--- THE PROBLEM ---
Reply with the count of lines holding "Startseite", nothing more.

===== MATERIAL TO PROCESS =====

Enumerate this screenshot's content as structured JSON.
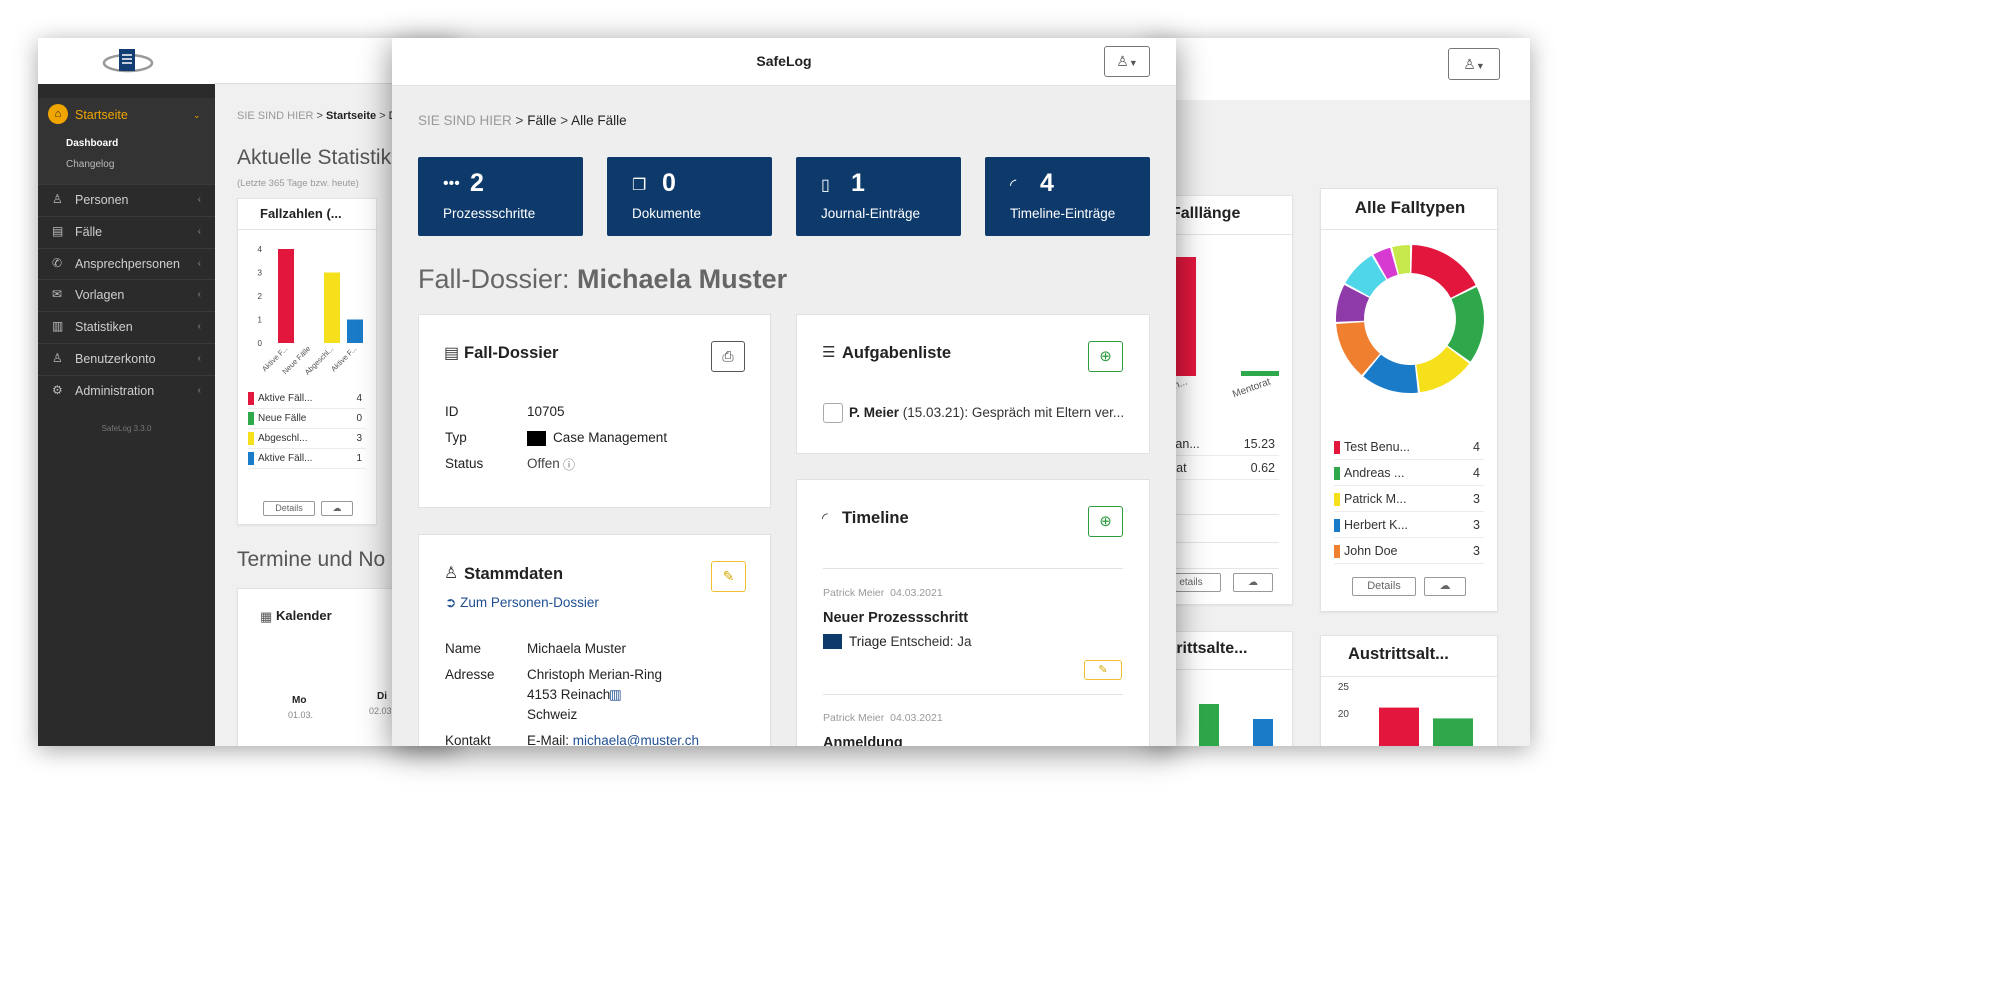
{
  "left": {
    "sidebar": {
      "active": {
        "label": "Startseite",
        "sub": [
          "Dashboard",
          "Changelog"
        ]
      },
      "items": [
        {
          "icon": "user-icon",
          "label": "Personen"
        },
        {
          "icon": "book-icon",
          "label": "Fälle"
        },
        {
          "icon": "phone-icon",
          "label": "Ansprechpersonen"
        },
        {
          "icon": "envelope-icon",
          "label": "Vorlagen"
        },
        {
          "icon": "bar-chart-icon",
          "label": "Statistiken"
        },
        {
          "icon": "user-icon",
          "label": "Benutzerkonto"
        },
        {
          "icon": "gear-icon",
          "label": "Administration"
        }
      ],
      "version": "SafeLog 3.3.0"
    },
    "breadcrumb": {
      "prefix": "SIE SIND HIER",
      "item1": "Startseite",
      "item2": "D"
    },
    "heading": "Aktuelle Statistik",
    "subheading": "(Letzte 365 Tage bzw. heute)",
    "chart_card": {
      "title": "Fallzahlen (...",
      "details": "Details"
    },
    "section2": "Termine und No",
    "calendar": {
      "title": "Kalender",
      "days": [
        {
          "name": "Mo",
          "date": "01.03."
        },
        {
          "name": "Di",
          "date": "02.03"
        }
      ]
    }
  },
  "main": {
    "app_title": "SafeLog",
    "breadcrumb": {
      "prefix": "SIE SIND HIER",
      "item1": "Fälle",
      "item2": "Alle Fälle"
    },
    "stats": [
      {
        "icon": "dots-icon",
        "value": "2",
        "label": "Prozessschritte"
      },
      {
        "icon": "documents-icon",
        "value": "0",
        "label": "Dokumente"
      },
      {
        "icon": "journal-icon",
        "value": "1",
        "label": "Journal-Einträge"
      },
      {
        "icon": "rss-icon",
        "value": "4",
        "label": "Timeline-Einträge"
      }
    ],
    "heading_prefix": "Fall-Dossier: ",
    "heading_name": "Michaela Muster",
    "dossier": {
      "title": "Fall-Dossier",
      "id_label": "ID",
      "id_value": "10705",
      "type_label": "Typ",
      "type_value": "Case Management",
      "type_color": "#000000",
      "status_label": "Status",
      "status_value": "Offen"
    },
    "stammdaten": {
      "title": "Stammdaten",
      "link": "Zum Personen-Dossier",
      "name_label": "Name",
      "name_value": "Michaela Muster",
      "address_label": "Adresse",
      "address_line1": "Christoph Merian-Ring",
      "address_line2": "4153 Reinach",
      "address_line3": "Schweiz",
      "contact_label": "Kontakt",
      "contact_prefix": "E-Mail: ",
      "contact_email": "michaela@muster.ch"
    },
    "tasks": {
      "title": "Aufgabenliste",
      "item_person": "P. Meier",
      "item_text": " (15.03.21): Gespräch mit Eltern ver..."
    },
    "timeline": {
      "title": "Timeline",
      "entries": [
        {
          "author": "Patrick Meier",
          "date": "04.03.2021",
          "title": "Neuer Prozessschritt",
          "tag": "Triage",
          "tag_color": "#0d3a6a",
          "detail": " Entscheid: Ja"
        },
        {
          "author": "Patrick Meier",
          "date": "04.03.2021",
          "title": "Anmeldung"
        }
      ]
    }
  },
  "right": {
    "card1": {
      "title": "Falllänge"
    },
    "card2": {
      "title": "Alle Falltypen",
      "details": "Details"
    },
    "card3": {
      "title": "trittsalte..."
    },
    "card4": {
      "title": "Austrittsalt..."
    }
  },
  "chart_data": [
    {
      "type": "bar",
      "title": "Fallzahlen (...",
      "categories": [
        "Aktive F...",
        "Neue Fälle",
        "Abgeschl...",
        "Aktive F..."
      ],
      "values": [
        4,
        0,
        3,
        1
      ],
      "colors": [
        "#e3173e",
        "#2ea84a",
        "#f5e01b",
        "#1a7bc8"
      ],
      "ylim": [
        0,
        4
      ],
      "yticks": [
        "0",
        "1",
        "2",
        "3",
        "4"
      ],
      "legend": [
        {
          "label": "Aktive Fäll...",
          "value": "4"
        },
        {
          "label": "Neue Fälle",
          "value": "0"
        },
        {
          "label": "Abgeschl...",
          "value": "3"
        },
        {
          "label": "Aktive Fäll...",
          "value": "1"
        }
      ]
    },
    {
      "type": "bar",
      "title": "Falllänge",
      "categories": [
        "...Man...",
        "Mentorat"
      ],
      "values": [
        15.23,
        0.62
      ],
      "colors": [
        "#e3173e",
        "#2ea84a"
      ],
      "legend": [
        {
          "label": "Man...",
          "value": "15.23"
        },
        {
          "label": "orat",
          "value": "0.62"
        }
      ]
    },
    {
      "type": "pie",
      "title": "Alle Falltypen",
      "values": [
        4,
        4,
        3,
        3,
        3,
        2,
        2,
        1,
        1
      ],
      "colors": [
        "#e3173e",
        "#2ea84a",
        "#f5e01b",
        "#1a7bc8",
        "#f08030",
        "#8e3aa8",
        "#4fd6e8",
        "#d63ad0",
        "#c6e84a"
      ],
      "legend": [
        {
          "label": "Test Benu...",
          "value": "4"
        },
        {
          "label": "Andreas ...",
          "value": "4"
        },
        {
          "label": "Patrick M...",
          "value": "3"
        },
        {
          "label": "Herbert K...",
          "value": "3"
        },
        {
          "label": "John Doe",
          "value": "3"
        }
      ]
    },
    {
      "type": "bar",
      "title": "Austrittsalt...",
      "yticks": [
        "20",
        "25"
      ],
      "values": [
        21,
        19
      ],
      "colors": [
        "#e3173e",
        "#2ea84a"
      ]
    }
  ]
}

=====

--- WRITTEN RESPONSE ---
2